◆ Your instructions ◆
Copy the data exactly as it appears, and do not include any pictures.

★ ★ ★ ★ ★

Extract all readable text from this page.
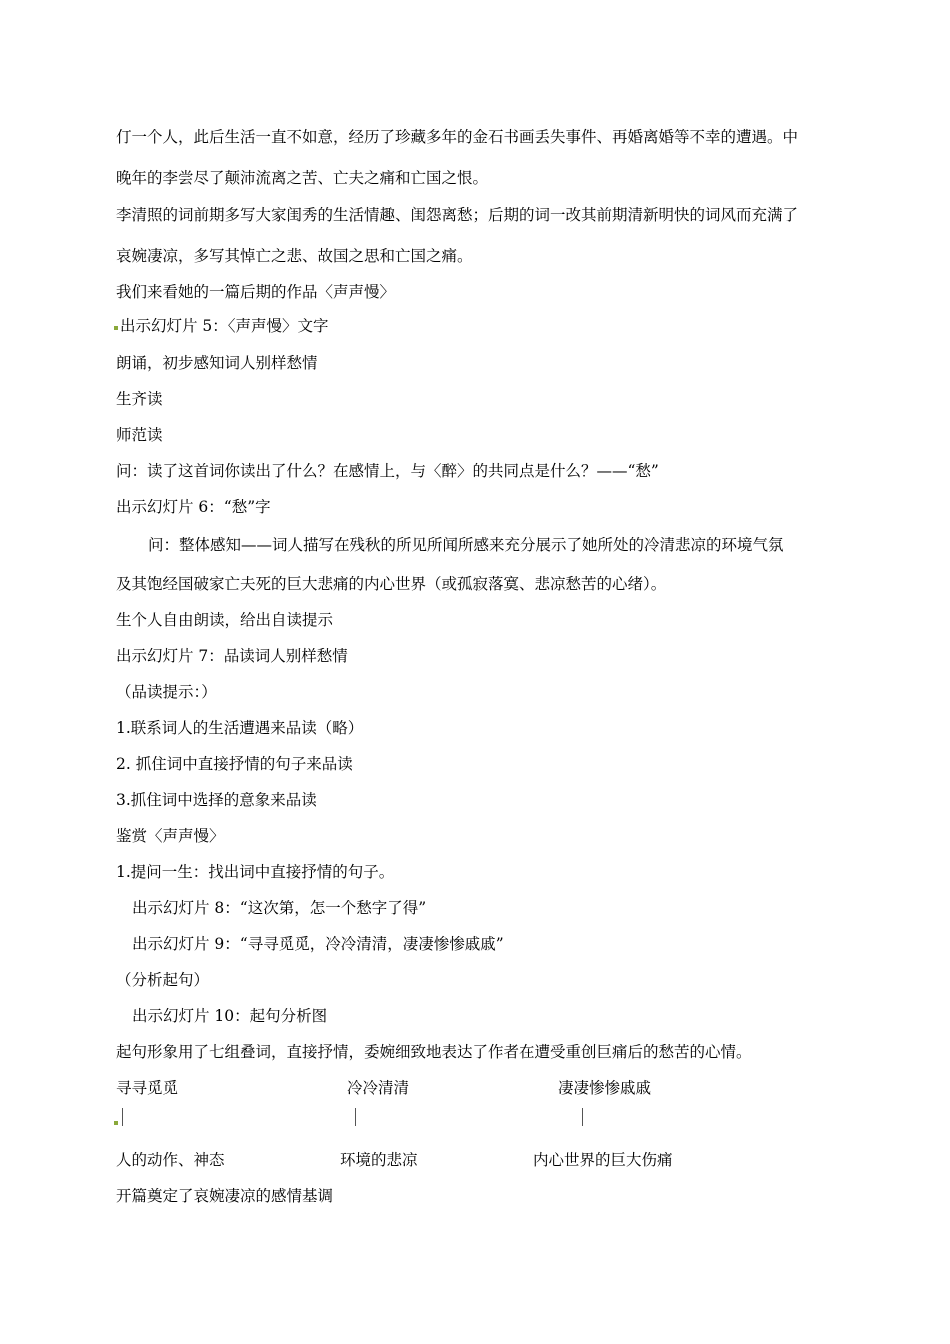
仃一个人，此后生活一直不如意，经历了珍藏多年的金石书画丢失事件、再婚离婚等不幸的遭遇。中
晚年的李尝尽了颠沛流离之苦、亡夫之痛和亡国之恨。
李清照的词前期多写大家闺秀的生活情趣、闺怨离愁；后期的词一改其前期清新明快的词风而充满了
哀婉凄凉，多写其悼亡之悲、故国之思和亡国之痛。
我们来看她的一篇后期的作品〈声声慢〉
出示幻灯片 5：〈声声慢〉文字
朗诵，初步感知词人别样愁情
生齐读
师范读
问：读了这首词你读出了什么？在感情上，与〈醉〉的共同点是什么？——“愁”
出示幻灯片 6：“愁”字
问：整体感知——词人描写在残秋的所见所闻所感来充分展示了她所处的冷清悲凉的环境气氛
及其饱经国破家亡夫死的巨大悲痛的内心世界（或孤寂落寞、悲凉愁苦的心绪）。
生个人自由朗读，给出自读提示
出示幻灯片 7：品读词人别样愁情
（品读提示：）
1.联系词人的生活遭遇来品读（略）
2. 抓住词中直接抒情的句子来品读
3.抓住词中选择的意象来品读
鉴赏〈声声慢〉
1.提问一生：找出词中直接抒情的句子。
出示幻灯片 8：“这次第，怎一个愁字了得”
出示幻灯片 9：“寻寻觅觅，冷冷清清，凄凄惨惨戚戚”
（分析起句）
出示幻灯片 10：起句分析图
起句形象用了七组叠词，直接抒情，委婉细致地表达了作者在遭受重创巨痛后的愁苦的心情。
寻寻觅觅	冷冷清清	凄凄惨惨戚戚
人的动作、神态	环境的悲凉	内心世界的巨大伤痛
开篇奠定了哀婉凄凉的感情基调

★ ★ ★ ★ ★

◆ The answer ◆
Extract all readable text from this page.
仃一个人，此后生活一直不如意，经历了珍藏多年的金石书画丢失事件、再婚离婚等不幸的遭遇。中
晚年的李尝尽了颠沛流离之苦、亡夫之痛和亡国之恨。
李清照的词前期多写大家闺秀的生活情趣、闺怨离愁；后期的词一改其前期清新明快的词风而充满了
哀婉凄凉，多写其悼亡之悲、故国之思和亡国之痛。
我们来看她的一篇后期的作品〈声声慢〉
出示幻灯片 5：〈声声慢〉文字
朗诵，初步感知词人别样愁情
生齐读
师范读
问：读了这首词你读出了什么？在感情上，与〈醉〉的共同点是什么？——“愁”
出示幻灯片 6：“愁”字
问：整体感知——词人描写在残秋的所见所闻所感来充分展示了她所处的冷清悲凉的环境气氛
及其饱经国破家亡夫死的巨大悲痛的内心世界（或孤寂落寞、悲凉愁苦的心绪）。
生个人自由朗读，给出自读提示
出示幻灯片 7：品读词人别样愁情
（品读提示：）
1.联系词人的生活遭遇来品读（略）
2. 抓住词中直接抒情的句子来品读
3.抓住词中选择的意象来品读
鉴赏〈声声慢〉
1.提问一生：找出词中直接抒情的句子。
出示幻灯片 8：“这次第，怎一个愁字了得”
出示幻灯片 9：“寻寻觅觅，冷冷清清，凄凄惨惨戚戚”
（分析起句）
出示幻灯片 10：起句分析图
起句形象用了七组叠词，直接抒情，委婉细致地表达了作者在遭受重创巨痛后的愁苦的心情。
寻寻觅觅	冷冷清清	凄凄惨惨戚戚
人的动作、神态	环境的悲凉	内心世界的巨大伤痛
开篇奠定了哀婉凄凉的感情基调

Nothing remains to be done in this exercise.